## WHAT IS NEEDED
Quote each record exactly, please, leaving none out.
----------
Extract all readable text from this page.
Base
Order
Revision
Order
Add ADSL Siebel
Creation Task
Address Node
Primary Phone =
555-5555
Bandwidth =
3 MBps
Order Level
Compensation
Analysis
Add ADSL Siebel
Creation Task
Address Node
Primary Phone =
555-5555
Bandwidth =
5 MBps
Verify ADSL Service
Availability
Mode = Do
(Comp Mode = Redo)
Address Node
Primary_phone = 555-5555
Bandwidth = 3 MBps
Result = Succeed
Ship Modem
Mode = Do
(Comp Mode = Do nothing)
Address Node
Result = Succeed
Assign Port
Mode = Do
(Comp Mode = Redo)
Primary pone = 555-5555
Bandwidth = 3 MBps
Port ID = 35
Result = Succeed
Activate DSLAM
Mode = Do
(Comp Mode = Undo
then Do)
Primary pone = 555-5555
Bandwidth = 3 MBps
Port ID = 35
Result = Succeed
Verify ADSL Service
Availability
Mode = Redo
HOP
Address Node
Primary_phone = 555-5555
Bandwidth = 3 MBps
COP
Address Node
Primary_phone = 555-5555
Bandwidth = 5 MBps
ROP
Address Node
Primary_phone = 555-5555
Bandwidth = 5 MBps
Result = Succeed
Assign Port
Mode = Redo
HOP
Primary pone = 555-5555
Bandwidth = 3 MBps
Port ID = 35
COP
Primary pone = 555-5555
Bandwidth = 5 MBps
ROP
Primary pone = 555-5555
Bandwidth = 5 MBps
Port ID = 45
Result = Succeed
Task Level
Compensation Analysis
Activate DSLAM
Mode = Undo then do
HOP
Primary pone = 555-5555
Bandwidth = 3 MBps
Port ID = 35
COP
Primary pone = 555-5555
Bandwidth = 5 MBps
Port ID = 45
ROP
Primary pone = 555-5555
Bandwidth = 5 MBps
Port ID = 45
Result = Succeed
----------
## EXPECTED ANSWER
Extract all readable text from this page.
Base
Order
Revision
Order
Add ADSL Siebel
Creation Task
Address Node
Primary Phone =
555-5555
Bandwidth =
3 MBps
Order Level
Compensation
Analysis
Add ADSL Siebel
Creation Task
Address Node
Primary Phone =
555-5555
Bandwidth =
5 MBps
Verify ADSL Service
Availability
Mode = Do
(Comp Mode = Redo)
Address Node
Primary_phone = 555-5555
Bandwidth = 3 MBps
Result = Succeed
Ship Modem
Mode = Do
(Comp Mode = Do nothing)
Address Node
Result = Succeed
Assign Port
Mode = Do
(Comp Mode = Redo)
Primary pone = 555-5555
Bandwidth = 3 MBps
Port ID = 35
Result = Succeed
Activate DSLAM
Mode = Do
(Comp Mode = Undo
then Do)
Primary pone = 555-5555
Bandwidth = 3 MBps
Port ID = 35
Result = Succeed
Verify ADSL Service
Availability
Mode = Redo
HOP
Address Node
Primary_phone = 555-5555
Bandwidth = 3 MBps
COP
Address Node
Primary_phone = 555-5555
Bandwidth = 5 MBps
ROP
Address Node
Primary_phone = 555-5555
Bandwidth = 5 MBps
Result = Succeed
Assign Port
Mode = Redo
HOP
Primary pone = 555-5555
Bandwidth = 3 MBps
Port ID = 35
COP
Primary pone = 555-5555
Bandwidth = 5 MBps
ROP
Primary pone = 555-5555
Bandwidth = 5 MBps
Port ID = 45
Result = Succeed
Task Level
Compensation Analysis
Activate DSLAM
Mode = Undo then do
HOP
Primary pone = 555-5555
Bandwidth = 3 MBps
Port ID = 35
COP
Primary pone = 555-5555
Bandwidth = 5 MBps
Port ID = 45
ROP
Primary pone = 555-5555
Bandwidth = 5 MBps
Port ID = 45
Result = Succeed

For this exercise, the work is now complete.